>> BEGIN
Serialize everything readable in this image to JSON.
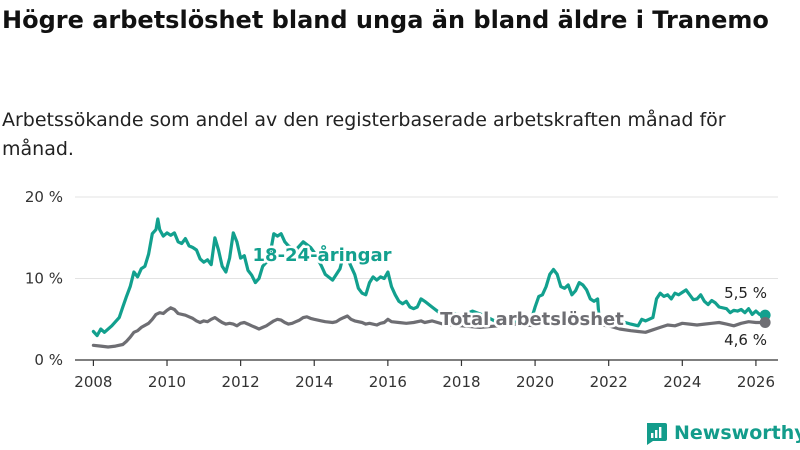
{
  "title": "Högre arbetslöshet bland unga än bland äldre i Tranemo",
  "subtitle": "Arbetssökande som andel av den registerbaserade arbetskraften månad för månad.",
  "logo": {
    "text": "Newsworthy",
    "icon": "bar-chart-logo-icon"
  },
  "colors": {
    "youth": "#12a08e",
    "total": "#6e6e73",
    "grid": "#e3e3e3",
    "axis": "#333333"
  },
  "chart_data": {
    "type": "line",
    "x_ticks": [
      2008,
      2010,
      2012,
      2014,
      2016,
      2018,
      2020,
      2022,
      2024,
      2026
    ],
    "x_tick_labels": [
      "2008",
      "2010",
      "2012",
      "2014",
      "2016",
      "2018",
      "2020",
      "2022",
      "2024",
      "2026"
    ],
    "y_ticks": [
      0,
      10,
      20
    ],
    "y_tick_labels": [
      "0 %",
      "10 %",
      "20 %"
    ],
    "xlim": [
      2007.5,
      2026.6
    ],
    "ylim": [
      0,
      20
    ],
    "series": [
      {
        "name": "18-24-åringar",
        "color": "#12a08e",
        "last_label": "5,5 %",
        "points": [
          [
            2008.0,
            3.5
          ],
          [
            2008.1,
            3.0
          ],
          [
            2008.2,
            3.8
          ],
          [
            2008.3,
            3.4
          ],
          [
            2008.5,
            4.2
          ],
          [
            2008.7,
            5.2
          ],
          [
            2008.8,
            6.5
          ],
          [
            2008.9,
            7.8
          ],
          [
            2009.0,
            9.0
          ],
          [
            2009.1,
            10.8
          ],
          [
            2009.2,
            10.2
          ],
          [
            2009.3,
            11.2
          ],
          [
            2009.4,
            11.5
          ],
          [
            2009.5,
            13.0
          ],
          [
            2009.6,
            15.5
          ],
          [
            2009.7,
            16.0
          ],
          [
            2009.75,
            17.3
          ],
          [
            2009.8,
            16.0
          ],
          [
            2009.9,
            15.2
          ],
          [
            2010.0,
            15.6
          ],
          [
            2010.1,
            15.3
          ],
          [
            2010.2,
            15.6
          ],
          [
            2010.3,
            14.5
          ],
          [
            2010.4,
            14.3
          ],
          [
            2010.5,
            14.9
          ],
          [
            2010.6,
            14.0
          ],
          [
            2010.7,
            13.8
          ],
          [
            2010.8,
            13.5
          ],
          [
            2010.9,
            12.4
          ],
          [
            2011.0,
            12.0
          ],
          [
            2011.1,
            12.3
          ],
          [
            2011.2,
            11.7
          ],
          [
            2011.3,
            15.0
          ],
          [
            2011.4,
            13.5
          ],
          [
            2011.5,
            11.5
          ],
          [
            2011.6,
            10.8
          ],
          [
            2011.7,
            12.5
          ],
          [
            2011.8,
            15.6
          ],
          [
            2011.9,
            14.5
          ],
          [
            2012.0,
            12.5
          ],
          [
            2012.1,
            12.8
          ],
          [
            2012.2,
            11.0
          ],
          [
            2012.3,
            10.4
          ],
          [
            2012.4,
            9.5
          ],
          [
            2012.5,
            10.0
          ],
          [
            2012.6,
            11.5
          ],
          [
            2012.7,
            12.0
          ],
          [
            2012.8,
            13.0
          ],
          [
            2012.9,
            15.5
          ],
          [
            2013.0,
            15.2
          ],
          [
            2013.1,
            15.5
          ],
          [
            2013.2,
            14.5
          ],
          [
            2013.3,
            14.0
          ],
          [
            2013.5,
            13.5
          ],
          [
            2013.7,
            14.5
          ],
          [
            2013.9,
            13.8
          ],
          [
            2014.0,
            13.2
          ],
          [
            2014.2,
            11.5
          ],
          [
            2014.3,
            10.5
          ],
          [
            2014.5,
            9.8
          ],
          [
            2014.7,
            11.2
          ],
          [
            2014.8,
            13.0
          ],
          [
            2014.9,
            12.5
          ],
          [
            2015.0,
            11.5
          ],
          [
            2015.1,
            10.5
          ],
          [
            2015.2,
            8.8
          ],
          [
            2015.3,
            8.2
          ],
          [
            2015.4,
            8.0
          ],
          [
            2015.5,
            9.5
          ],
          [
            2015.6,
            10.2
          ],
          [
            2015.7,
            9.8
          ],
          [
            2015.8,
            10.2
          ],
          [
            2015.9,
            10.0
          ],
          [
            2016.0,
            10.8
          ],
          [
            2016.1,
            9.0
          ],
          [
            2016.2,
            8.0
          ],
          [
            2016.3,
            7.2
          ],
          [
            2016.4,
            6.9
          ],
          [
            2016.5,
            7.2
          ],
          [
            2016.6,
            6.5
          ],
          [
            2016.7,
            6.3
          ],
          [
            2016.8,
            6.5
          ],
          [
            2016.9,
            7.5
          ],
          [
            2017.0,
            7.2
          ],
          [
            2017.2,
            6.5
          ],
          [
            2017.4,
            5.8
          ],
          [
            2017.5,
            5.6
          ],
          [
            2017.7,
            5.8
          ],
          [
            2017.9,
            5.6
          ],
          [
            2018.0,
            5.4
          ],
          [
            2018.3,
            6.0
          ],
          [
            2018.6,
            5.5
          ],
          [
            2018.9,
            4.8
          ],
          [
            2019.2,
            5.0
          ],
          [
            2019.5,
            4.6
          ],
          [
            2019.7,
            4.2
          ],
          [
            2019.9,
            5.0
          ],
          [
            2020.0,
            6.5
          ],
          [
            2020.1,
            7.8
          ],
          [
            2020.2,
            8.0
          ],
          [
            2020.3,
            9.0
          ],
          [
            2020.4,
            10.5
          ],
          [
            2020.5,
            11.1
          ],
          [
            2020.6,
            10.5
          ],
          [
            2020.7,
            9.0
          ],
          [
            2020.8,
            8.8
          ],
          [
            2020.9,
            9.2
          ],
          [
            2021.0,
            8.0
          ],
          [
            2021.1,
            8.5
          ],
          [
            2021.2,
            9.5
          ],
          [
            2021.3,
            9.2
          ],
          [
            2021.4,
            8.6
          ],
          [
            2021.5,
            7.5
          ],
          [
            2021.6,
            7.2
          ],
          [
            2021.7,
            7.5
          ],
          [
            2021.75,
            4.4
          ],
          [
            2022.0,
            4.5
          ],
          [
            2022.3,
            4.8
          ],
          [
            2022.6,
            4.4
          ],
          [
            2022.8,
            4.2
          ],
          [
            2022.9,
            5.0
          ],
          [
            2023.0,
            4.8
          ],
          [
            2023.2,
            5.2
          ],
          [
            2023.3,
            7.5
          ],
          [
            2023.4,
            8.2
          ],
          [
            2023.5,
            7.8
          ],
          [
            2023.6,
            8.0
          ],
          [
            2023.7,
            7.5
          ],
          [
            2023.8,
            8.2
          ],
          [
            2023.9,
            8.0
          ],
          [
            2024.0,
            8.3
          ],
          [
            2024.1,
            8.6
          ],
          [
            2024.2,
            8.0
          ],
          [
            2024.3,
            7.4
          ],
          [
            2024.4,
            7.5
          ],
          [
            2024.5,
            8.0
          ],
          [
            2024.6,
            7.2
          ],
          [
            2024.7,
            6.8
          ],
          [
            2024.8,
            7.3
          ],
          [
            2024.9,
            7.0
          ],
          [
            2025.0,
            6.5
          ],
          [
            2025.2,
            6.3
          ],
          [
            2025.3,
            5.8
          ],
          [
            2025.4,
            6.1
          ],
          [
            2025.5,
            6.0
          ],
          [
            2025.6,
            6.2
          ],
          [
            2025.7,
            5.8
          ],
          [
            2025.8,
            6.3
          ],
          [
            2025.9,
            5.6
          ],
          [
            2026.0,
            6.0
          ],
          [
            2026.1,
            5.6
          ],
          [
            2026.25,
            5.5
          ]
        ]
      },
      {
        "name": "Total arbetslöshet",
        "color": "#6e6e73",
        "last_label": "4,6 %",
        "points": [
          [
            2008.0,
            1.8
          ],
          [
            2008.2,
            1.7
          ],
          [
            2008.4,
            1.6
          ],
          [
            2008.6,
            1.7
          ],
          [
            2008.8,
            1.9
          ],
          [
            2008.9,
            2.3
          ],
          [
            2009.0,
            2.8
          ],
          [
            2009.1,
            3.4
          ],
          [
            2009.2,
            3.6
          ],
          [
            2009.3,
            4.0
          ],
          [
            2009.5,
            4.5
          ],
          [
            2009.6,
            5.0
          ],
          [
            2009.7,
            5.6
          ],
          [
            2009.8,
            5.8
          ],
          [
            2009.9,
            5.7
          ],
          [
            2010.0,
            6.1
          ],
          [
            2010.1,
            6.4
          ],
          [
            2010.2,
            6.2
          ],
          [
            2010.3,
            5.7
          ],
          [
            2010.5,
            5.5
          ],
          [
            2010.6,
            5.3
          ],
          [
            2010.7,
            5.1
          ],
          [
            2010.8,
            4.8
          ],
          [
            2010.9,
            4.6
          ],
          [
            2011.0,
            4.8
          ],
          [
            2011.1,
            4.7
          ],
          [
            2011.2,
            5.0
          ],
          [
            2011.3,
            5.2
          ],
          [
            2011.4,
            4.9
          ],
          [
            2011.5,
            4.6
          ],
          [
            2011.6,
            4.4
          ],
          [
            2011.7,
            4.5
          ],
          [
            2011.8,
            4.4
          ],
          [
            2011.9,
            4.2
          ],
          [
            2012.0,
            4.5
          ],
          [
            2012.1,
            4.6
          ],
          [
            2012.2,
            4.4
          ],
          [
            2012.3,
            4.2
          ],
          [
            2012.4,
            4.0
          ],
          [
            2012.5,
            3.8
          ],
          [
            2012.6,
            4.0
          ],
          [
            2012.7,
            4.2
          ],
          [
            2012.8,
            4.5
          ],
          [
            2012.9,
            4.8
          ],
          [
            2013.0,
            5.0
          ],
          [
            2013.1,
            4.9
          ],
          [
            2013.2,
            4.6
          ],
          [
            2013.3,
            4.4
          ],
          [
            2013.4,
            4.5
          ],
          [
            2013.5,
            4.7
          ],
          [
            2013.6,
            4.9
          ],
          [
            2013.7,
            5.2
          ],
          [
            2013.8,
            5.3
          ],
          [
            2013.9,
            5.1
          ],
          [
            2014.0,
            5.0
          ],
          [
            2014.2,
            4.8
          ],
          [
            2014.3,
            4.7
          ],
          [
            2014.5,
            4.6
          ],
          [
            2014.6,
            4.7
          ],
          [
            2014.7,
            5.0
          ],
          [
            2014.8,
            5.2
          ],
          [
            2014.9,
            5.4
          ],
          [
            2015.0,
            5.0
          ],
          [
            2015.1,
            4.8
          ],
          [
            2015.3,
            4.6
          ],
          [
            2015.4,
            4.4
          ],
          [
            2015.5,
            4.5
          ],
          [
            2015.7,
            4.3
          ],
          [
            2015.8,
            4.5
          ],
          [
            2015.9,
            4.6
          ],
          [
            2016.0,
            5.0
          ],
          [
            2016.1,
            4.7
          ],
          [
            2016.3,
            4.6
          ],
          [
            2016.5,
            4.5
          ],
          [
            2016.7,
            4.6
          ],
          [
            2016.9,
            4.8
          ],
          [
            2017.0,
            4.6
          ],
          [
            2017.2,
            4.8
          ],
          [
            2017.5,
            4.4
          ],
          [
            2017.8,
            4.3
          ],
          [
            2018.0,
            4.2
          ],
          [
            2018.5,
            4.0
          ],
          [
            2019.0,
            4.2
          ],
          [
            2019.5,
            4.4
          ],
          [
            2020.0,
            4.2
          ],
          [
            2020.3,
            4.8
          ],
          [
            2020.5,
            5.2
          ],
          [
            2020.7,
            5.0
          ],
          [
            2020.9,
            4.8
          ],
          [
            2021.0,
            4.6
          ],
          [
            2021.5,
            4.4
          ],
          [
            2022.0,
            4.2
          ],
          [
            2022.3,
            3.8
          ],
          [
            2022.6,
            3.6
          ],
          [
            2022.8,
            3.5
          ],
          [
            2023.0,
            3.4
          ],
          [
            2023.2,
            3.7
          ],
          [
            2023.4,
            4.0
          ],
          [
            2023.6,
            4.3
          ],
          [
            2023.8,
            4.2
          ],
          [
            2024.0,
            4.5
          ],
          [
            2024.2,
            4.4
          ],
          [
            2024.4,
            4.3
          ],
          [
            2024.6,
            4.4
          ],
          [
            2024.8,
            4.5
          ],
          [
            2025.0,
            4.6
          ],
          [
            2025.2,
            4.4
          ],
          [
            2025.4,
            4.2
          ],
          [
            2025.6,
            4.5
          ],
          [
            2025.8,
            4.7
          ],
          [
            2026.0,
            4.6
          ],
          [
            2026.25,
            4.6
          ]
        ]
      }
    ],
    "annotations": [
      {
        "text": "18-24-åringar",
        "series": "18-24-åringar"
      },
      {
        "text": "Total arbetslöshet",
        "series": "Total arbetslöshet"
      }
    ]
  }
}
>> END
> Task
Gather and return every line that holds the string "text".

> Solution
    "text": "Newsworthy",
        "text": "18-24-åringar",
        "text": "Total arbetslöshet",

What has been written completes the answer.